- _Task objective_
Exactly repeat all the records below, omitting the images they hold.

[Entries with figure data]

--- begin ---

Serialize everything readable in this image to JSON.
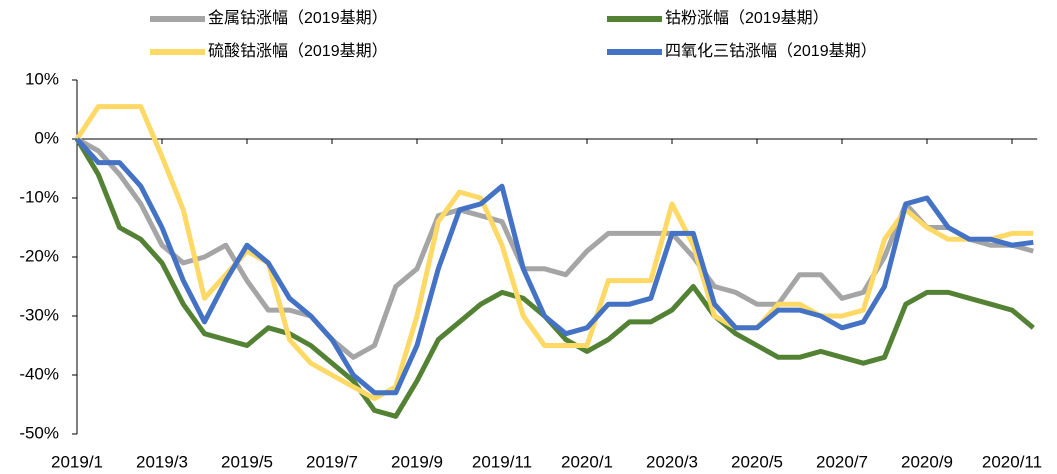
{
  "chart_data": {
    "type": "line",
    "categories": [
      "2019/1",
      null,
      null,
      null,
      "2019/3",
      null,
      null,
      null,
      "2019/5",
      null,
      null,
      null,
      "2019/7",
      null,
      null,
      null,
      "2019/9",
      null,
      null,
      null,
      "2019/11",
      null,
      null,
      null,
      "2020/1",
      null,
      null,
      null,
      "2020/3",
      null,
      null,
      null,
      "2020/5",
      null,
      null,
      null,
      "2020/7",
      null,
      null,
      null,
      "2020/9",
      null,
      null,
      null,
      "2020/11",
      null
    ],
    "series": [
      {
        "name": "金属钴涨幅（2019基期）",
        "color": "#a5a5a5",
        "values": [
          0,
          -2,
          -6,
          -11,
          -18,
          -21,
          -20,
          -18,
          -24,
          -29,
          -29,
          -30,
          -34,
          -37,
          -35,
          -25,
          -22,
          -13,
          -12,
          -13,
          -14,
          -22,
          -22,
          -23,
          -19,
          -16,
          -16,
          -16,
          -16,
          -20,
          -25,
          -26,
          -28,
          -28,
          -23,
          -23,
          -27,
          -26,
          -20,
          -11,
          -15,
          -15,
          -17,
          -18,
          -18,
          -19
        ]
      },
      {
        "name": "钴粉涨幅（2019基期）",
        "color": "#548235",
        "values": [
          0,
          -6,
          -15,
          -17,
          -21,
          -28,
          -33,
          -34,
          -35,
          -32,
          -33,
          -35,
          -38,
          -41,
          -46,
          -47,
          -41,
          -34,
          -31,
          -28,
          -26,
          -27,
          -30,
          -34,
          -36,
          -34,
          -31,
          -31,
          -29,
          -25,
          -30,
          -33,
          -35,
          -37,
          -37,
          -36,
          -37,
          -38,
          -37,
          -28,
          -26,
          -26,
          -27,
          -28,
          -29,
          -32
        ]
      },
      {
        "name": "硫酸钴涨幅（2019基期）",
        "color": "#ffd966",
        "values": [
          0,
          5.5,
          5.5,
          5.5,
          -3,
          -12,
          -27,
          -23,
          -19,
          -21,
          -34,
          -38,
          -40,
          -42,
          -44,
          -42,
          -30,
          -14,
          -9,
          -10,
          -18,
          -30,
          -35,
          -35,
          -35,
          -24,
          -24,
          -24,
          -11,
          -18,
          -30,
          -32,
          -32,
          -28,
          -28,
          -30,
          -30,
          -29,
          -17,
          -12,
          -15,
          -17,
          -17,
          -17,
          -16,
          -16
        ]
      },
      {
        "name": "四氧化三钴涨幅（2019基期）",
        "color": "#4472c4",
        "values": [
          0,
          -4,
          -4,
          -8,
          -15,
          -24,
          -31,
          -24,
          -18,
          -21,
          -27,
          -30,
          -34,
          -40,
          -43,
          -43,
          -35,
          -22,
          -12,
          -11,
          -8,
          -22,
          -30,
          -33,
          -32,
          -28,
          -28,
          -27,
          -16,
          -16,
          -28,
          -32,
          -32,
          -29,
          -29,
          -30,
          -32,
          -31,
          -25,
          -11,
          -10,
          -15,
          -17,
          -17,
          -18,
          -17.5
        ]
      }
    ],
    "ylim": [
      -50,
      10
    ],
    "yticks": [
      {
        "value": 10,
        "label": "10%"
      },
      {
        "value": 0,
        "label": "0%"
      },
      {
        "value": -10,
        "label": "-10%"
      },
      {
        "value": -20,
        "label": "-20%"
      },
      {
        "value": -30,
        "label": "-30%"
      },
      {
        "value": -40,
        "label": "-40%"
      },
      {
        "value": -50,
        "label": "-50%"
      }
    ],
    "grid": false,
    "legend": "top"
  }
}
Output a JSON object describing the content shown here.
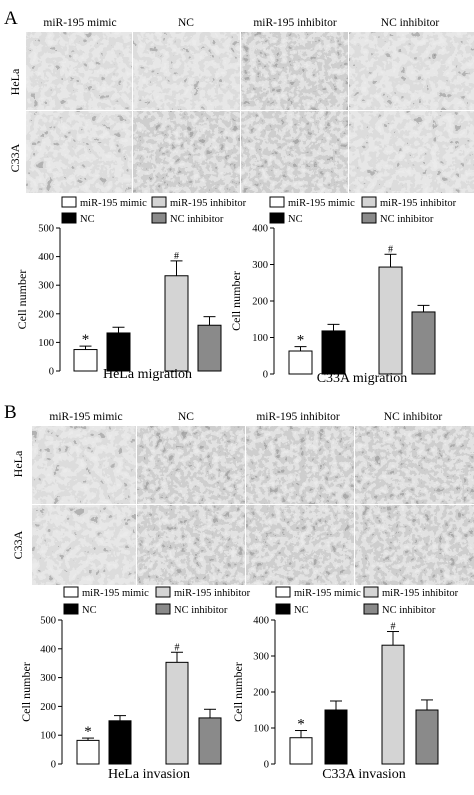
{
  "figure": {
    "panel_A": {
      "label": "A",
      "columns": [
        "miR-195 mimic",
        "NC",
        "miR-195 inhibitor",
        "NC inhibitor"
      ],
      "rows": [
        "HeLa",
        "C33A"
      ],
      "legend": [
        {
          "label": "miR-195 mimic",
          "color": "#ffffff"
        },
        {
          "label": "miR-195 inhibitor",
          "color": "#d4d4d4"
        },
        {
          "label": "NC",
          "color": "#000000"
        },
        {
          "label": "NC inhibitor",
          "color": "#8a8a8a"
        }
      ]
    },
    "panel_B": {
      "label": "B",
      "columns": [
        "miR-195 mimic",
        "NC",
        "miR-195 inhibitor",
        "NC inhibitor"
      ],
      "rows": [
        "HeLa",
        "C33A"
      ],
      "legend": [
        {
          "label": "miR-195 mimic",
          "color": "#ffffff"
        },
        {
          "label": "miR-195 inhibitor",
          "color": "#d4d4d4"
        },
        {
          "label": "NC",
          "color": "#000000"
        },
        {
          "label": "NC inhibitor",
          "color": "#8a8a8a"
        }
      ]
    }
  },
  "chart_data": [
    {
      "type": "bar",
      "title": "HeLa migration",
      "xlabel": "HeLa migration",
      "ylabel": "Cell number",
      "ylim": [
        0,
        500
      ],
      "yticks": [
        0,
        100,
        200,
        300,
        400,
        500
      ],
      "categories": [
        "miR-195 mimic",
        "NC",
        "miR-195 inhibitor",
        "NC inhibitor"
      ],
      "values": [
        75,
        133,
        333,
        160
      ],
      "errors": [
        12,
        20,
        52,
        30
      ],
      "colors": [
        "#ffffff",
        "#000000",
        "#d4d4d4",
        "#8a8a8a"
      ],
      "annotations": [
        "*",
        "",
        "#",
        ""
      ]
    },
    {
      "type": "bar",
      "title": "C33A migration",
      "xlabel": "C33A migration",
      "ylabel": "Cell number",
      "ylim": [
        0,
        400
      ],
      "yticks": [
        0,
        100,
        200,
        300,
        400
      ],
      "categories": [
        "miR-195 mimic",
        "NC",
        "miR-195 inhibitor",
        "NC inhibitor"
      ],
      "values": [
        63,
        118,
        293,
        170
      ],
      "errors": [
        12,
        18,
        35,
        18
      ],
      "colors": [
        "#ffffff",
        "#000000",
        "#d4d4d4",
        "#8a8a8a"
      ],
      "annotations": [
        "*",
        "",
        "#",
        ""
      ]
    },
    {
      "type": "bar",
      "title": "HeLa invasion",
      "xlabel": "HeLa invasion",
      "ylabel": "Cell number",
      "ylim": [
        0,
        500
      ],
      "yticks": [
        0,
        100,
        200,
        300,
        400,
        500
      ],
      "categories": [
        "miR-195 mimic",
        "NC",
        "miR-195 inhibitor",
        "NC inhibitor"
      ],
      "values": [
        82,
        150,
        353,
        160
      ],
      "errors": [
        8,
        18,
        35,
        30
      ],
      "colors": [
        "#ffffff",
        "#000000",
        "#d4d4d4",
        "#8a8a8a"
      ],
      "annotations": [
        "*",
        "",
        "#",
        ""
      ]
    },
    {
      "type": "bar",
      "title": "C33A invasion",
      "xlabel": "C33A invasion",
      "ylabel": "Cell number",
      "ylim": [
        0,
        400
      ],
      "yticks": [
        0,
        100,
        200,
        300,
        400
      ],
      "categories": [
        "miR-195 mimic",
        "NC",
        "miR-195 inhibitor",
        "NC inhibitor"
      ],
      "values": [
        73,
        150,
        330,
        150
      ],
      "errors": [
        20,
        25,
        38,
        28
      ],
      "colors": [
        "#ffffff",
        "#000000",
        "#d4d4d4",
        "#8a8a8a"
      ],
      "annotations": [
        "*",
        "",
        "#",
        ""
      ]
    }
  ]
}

--- end ---

- _Solution for this task_
Serialize everything readable in this image to JSON.
{
  "chart_data": {
    "type": "line",
    "categories": [
      "2019/1",
      null,
      null,
      null,
      "2019/3",
      null,
      null,
      null,
      "2019/5",
      null,
      null,
      null,
      "2019/7",
      null,
      null,
      null,
      "2019/9",
      null,
      null,
      null,
      "2019/11",
      null,
      null,
      null,
      "2020/1",
      null,
      null,
      null,
      "2020/3",
      null,
      null,
      null,
      "2020/5",
      null,
      null,
      null,
      "2020/7",
      null,
      null,
      null,
      "2020/9",
      null,
      null,
      null,
      "2020/11",
      null
    ],
    "series": [
      {
        "name": "金属钴涨幅（2019基期）",
        "color": "#a5a5a5",
        "values": [
          0,
          -2,
          -6,
          -11,
          -18,
          -21,
          -20,
          -18,
          -24,
          -29,
          -29,
          -30,
          -34,
          -37,
          -35,
          -25,
          -22,
          -13,
          -12,
          -13,
          -14,
          -22,
          -22,
          -23,
          -19,
          -16,
          -16,
          -16,
          -16,
          -20,
          -25,
          -26,
          -28,
          -28,
          -23,
          -23,
          -27,
          -26,
          -20,
          -11,
          -15,
          -15,
          -17,
          -18,
          -18,
          -19
        ]
      },
      {
        "name": "钴粉涨幅（2019基期）",
        "color": "#548235",
        "values": [
          0,
          -6,
          -15,
          -17,
          -21,
          -28,
          -33,
          -34,
          -35,
          -32,
          -33,
          -35,
          -38,
          -41,
          -46,
          -47,
          -41,
          -34,
          -31,
          -28,
          -26,
          -27,
          -30,
          -34,
          -36,
          -34,
          -31,
          -31,
          -29,
          -25,
          -30,
          -33,
          -35,
          -37,
          -37,
          -36,
          -37,
          -38,
          -37,
          -28,
          -26,
          -26,
          -27,
          -28,
          -29,
          -32
        ]
      },
      {
        "name": "硫酸钴涨幅（2019基期）",
        "color": "#ffd966",
        "values": [
          0,
          5.5,
          5.5,
          5.5,
          -3,
          -12,
          -27,
          -23,
          -19,
          -21,
          -34,
          -38,
          -40,
          -42,
          -44,
          -42,
          -30,
          -14,
          -9,
          -10,
          -18,
          -30,
          -35,
          -35,
          -35,
          -24,
          -24,
          -24,
          -11,
          -18,
          -30,
          -32,
          -32,
          -28,
          -28,
          -30,
          -30,
          -29,
          -17,
          -12,
          -15,
          -17,
          -17,
          -17,
          -16,
          -16
        ]
      },
      {
        "name": "四氧化三钴涨幅（2019基期）",
        "color": "#4472c4",
        "values": [
          0,
          -4,
          -4,
          -8,
          -15,
          -24,
          -31,
          -24,
          -18,
          -21,
          -27,
          -30,
          -34,
          -40,
          -43,
          -43,
          -35,
          -22,
          -12,
          -11,
          -8,
          -22,
          -30,
          -33,
          -32,
          -28,
          -28,
          -27,
          -16,
          -16,
          -28,
          -32,
          -32,
          -29,
          -29,
          -30,
          -32,
          -31,
          -25,
          -11,
          -10,
          -15,
          -17,
          -17,
          -18,
          -17.5
        ]
      }
    ],
    "ylim": [
      -50,
      10
    ],
    "yticks": [
      {
        "value": 10,
        "label": "10%"
      },
      {
        "value": 0,
        "label": "0%"
      },
      {
        "value": -10,
        "label": "-10%"
      },
      {
        "value": -20,
        "label": "-20%"
      },
      {
        "value": -30,
        "label": "-30%"
      },
      {
        "value": -40,
        "label": "-40%"
      },
      {
        "value": -50,
        "label": "-50%"
      }
    ],
    "grid": false,
    "legend": "top"
  }
}
Output a JSON object describing the content shown here.
{
  "figure": {
    "panel_A": {
      "label": "A",
      "columns": [
        "miR-195 mimic",
        "NC",
        "miR-195 inhibitor",
        "NC inhibitor"
      ],
      "rows": [
        "HeLa",
        "C33A"
      ],
      "legend": [
        {
          "label": "miR-195 mimic",
          "color": "#ffffff"
        },
        {
          "label": "miR-195 inhibitor",
          "color": "#d4d4d4"
        },
        {
          "label": "NC",
          "color": "#000000"
        },
        {
          "label": "NC inhibitor",
          "color": "#8a8a8a"
        }
      ]
    },
    "panel_B": {
      "label": "B",
      "columns": [
        "miR-195 mimic",
        "NC",
        "miR-195 inhibitor",
        "NC inhibitor"
      ],
      "rows": [
        "HeLa",
        "C33A"
      ],
      "legend": [
        {
          "label": "miR-195 mimic",
          "color": "#ffffff"
        },
        {
          "label": "miR-195 inhibitor",
          "color": "#d4d4d4"
        },
        {
          "label": "NC",
          "color": "#000000"
        },
        {
          "label": "NC inhibitor",
          "color": "#8a8a8a"
        }
      ]
    }
  },
  "chart_data": [
    {
      "type": "bar",
      "title": "HeLa migration",
      "xlabel": "HeLa migration",
      "ylabel": "Cell number",
      "ylim": [
        0,
        500
      ],
      "yticks": [
        0,
        100,
        200,
        300,
        400,
        500
      ],
      "categories": [
        "miR-195 mimic",
        "NC",
        "miR-195 inhibitor",
        "NC inhibitor"
      ],
      "values": [
        75,
        133,
        333,
        160
      ],
      "errors": [
        12,
        20,
        52,
        30
      ],
      "colors": [
        "#ffffff",
        "#000000",
        "#d4d4d4",
        "#8a8a8a"
      ],
      "annotations": [
        "*",
        "",
        "#",
        ""
      ]
    },
    {
      "type": "bar",
      "title": "C33A migration",
      "xlabel": "C33A migration",
      "ylabel": "Cell number",
      "ylim": [
        0,
        400
      ],
      "yticks": [
        0,
        100,
        200,
        300,
        400
      ],
      "categories": [
        "miR-195 mimic",
        "NC",
        "miR-195 inhibitor",
        "NC inhibitor"
      ],
      "values": [
        63,
        118,
        293,
        170
      ],
      "errors": [
        12,
        18,
        35,
        18
      ],
      "colors": [
        "#ffffff",
        "#000000",
        "#d4d4d4",
        "#8a8a8a"
      ],
      "annotations": [
        "*",
        "",
        "#",
        ""
      ]
    },
    {
      "type": "bar",
      "title": "HeLa invasion",
      "xlabel": "HeLa invasion",
      "ylabel": "Cell number",
      "ylim": [
        0,
        500
      ],
      "yticks": [
        0,
        100,
        200,
        300,
        400,
        500
      ],
      "categories": [
        "miR-195 mimic",
        "NC",
        "miR-195 inhibitor",
        "NC inhibitor"
      ],
      "values": [
        82,
        150,
        353,
        160
      ],
      "errors": [
        8,
        18,
        35,
        30
      ],
      "colors": [
        "#ffffff",
        "#000000",
        "#d4d4d4",
        "#8a8a8a"
      ],
      "annotations": [
        "*",
        "",
        "#",
        ""
      ]
    },
    {
      "type": "bar",
      "title": "C33A invasion",
      "xlabel": "C33A invasion",
      "ylabel": "Cell number",
      "ylim": [
        0,
        400
      ],
      "yticks": [
        0,
        100,
        200,
        300,
        400
      ],
      "categories": [
        "miR-195 mimic",
        "NC",
        "miR-195 inhibitor",
        "NC inhibitor"
      ],
      "values": [
        73,
        150,
        330,
        150
      ],
      "errors": [
        20,
        25,
        38,
        28
      ],
      "colors": [
        "#ffffff",
        "#000000",
        "#d4d4d4",
        "#8a8a8a"
      ],
      "annotations": [
        "*",
        "",
        "#",
        ""
      ]
    }
  ]
}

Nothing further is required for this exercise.